**Given task:**
Review the material line by line. Identify and copy every line that contains the string "this".

**Excerpted data:**
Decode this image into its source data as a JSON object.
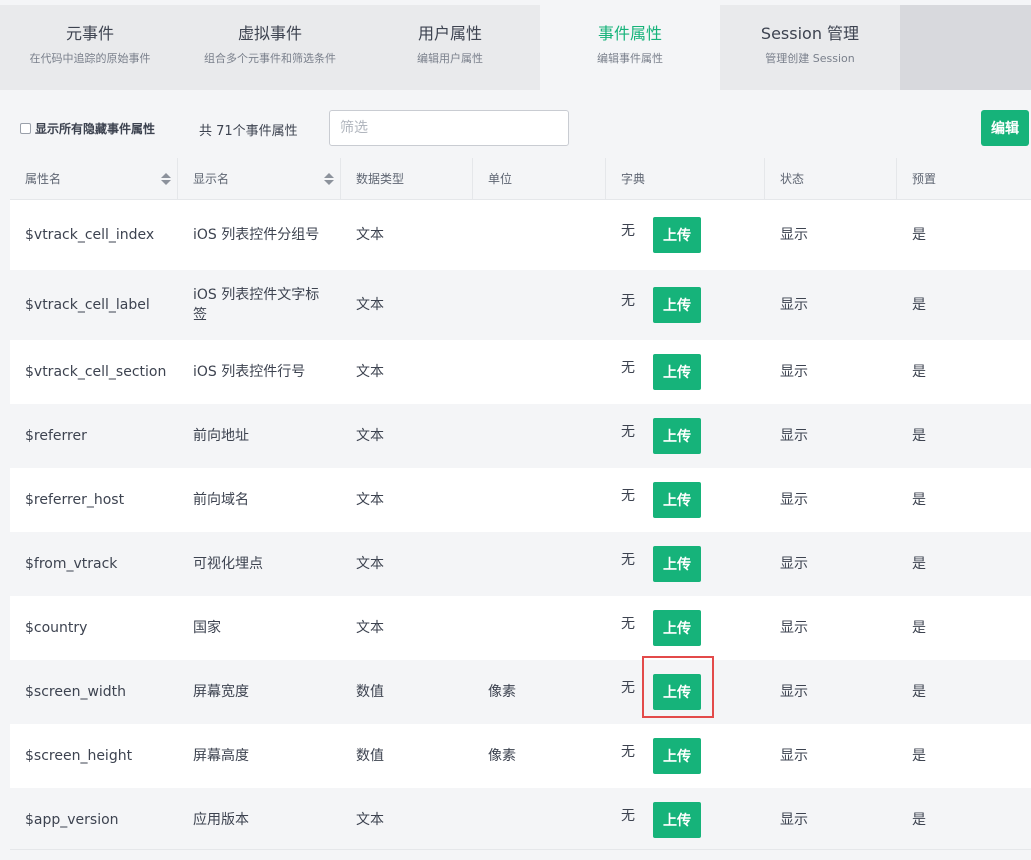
{
  "tabs": [
    {
      "title": "元事件",
      "sub": "在代码中追踪的原始事件"
    },
    {
      "title": "虚拟事件",
      "sub": "组合多个元事件和筛选条件"
    },
    {
      "title": "用户属性",
      "sub": "编辑用户属性"
    },
    {
      "title": "事件属性",
      "sub": "编辑事件属性"
    },
    {
      "title": "Session 管理",
      "sub": "管理创建 Session"
    }
  ],
  "toolbar": {
    "show_hidden_label": "显示所有隐藏事件属性",
    "count_text": "共 71个事件属性",
    "filter_placeholder": "筛选",
    "edit_label": "编辑"
  },
  "table": {
    "headers": [
      "属性名",
      "显示名",
      "数据类型",
      "单位",
      "字典",
      "状态",
      "预置"
    ],
    "upload_label": "上传",
    "rows": [
      {
        "name": "$vtrack_cell_index",
        "display": "iOS 列表控件分组号",
        "type": "文本",
        "unit": "",
        "dict": "无",
        "status": "显示",
        "preset": "是"
      },
      {
        "name": "$vtrack_cell_label",
        "display": "iOS 列表控件文字标签",
        "type": "文本",
        "unit": "",
        "dict": "无",
        "status": "显示",
        "preset": "是"
      },
      {
        "name": "$vtrack_cell_section",
        "display": "iOS 列表控件行号",
        "type": "文本",
        "unit": "",
        "dict": "无",
        "status": "显示",
        "preset": "是"
      },
      {
        "name": "$referrer",
        "display": "前向地址",
        "type": "文本",
        "unit": "",
        "dict": "无",
        "status": "显示",
        "preset": "是"
      },
      {
        "name": "$referrer_host",
        "display": "前向域名",
        "type": "文本",
        "unit": "",
        "dict": "无",
        "status": "显示",
        "preset": "是"
      },
      {
        "name": "$from_vtrack",
        "display": "可视化埋点",
        "type": "文本",
        "unit": "",
        "dict": "无",
        "status": "显示",
        "preset": "是"
      },
      {
        "name": "$country",
        "display": "国家",
        "type": "文本",
        "unit": "",
        "dict": "无",
        "status": "显示",
        "preset": "是"
      },
      {
        "name": "$screen_width",
        "display": "屏幕宽度",
        "type": "数值",
        "unit": "像素",
        "dict": "无",
        "status": "显示",
        "preset": "是"
      },
      {
        "name": "$screen_height",
        "display": "屏幕高度",
        "type": "数值",
        "unit": "像素",
        "dict": "无",
        "status": "显示",
        "preset": "是"
      },
      {
        "name": "$app_version",
        "display": "应用版本",
        "type": "文本",
        "unit": "",
        "dict": "无",
        "status": "显示",
        "preset": "是"
      }
    ]
  }
}
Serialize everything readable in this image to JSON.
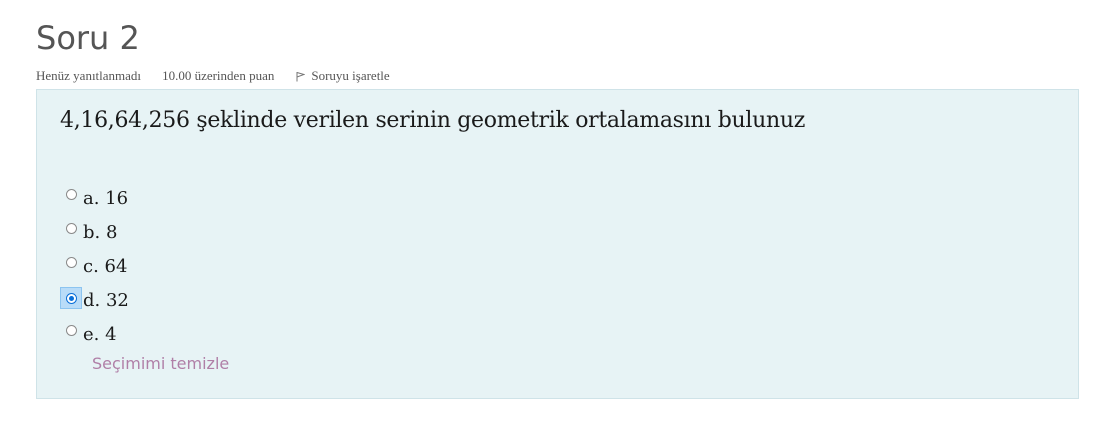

**Exercise response:**
Decode this image into its source data as a JSON object.
Serialize everything readable in this image to JSON.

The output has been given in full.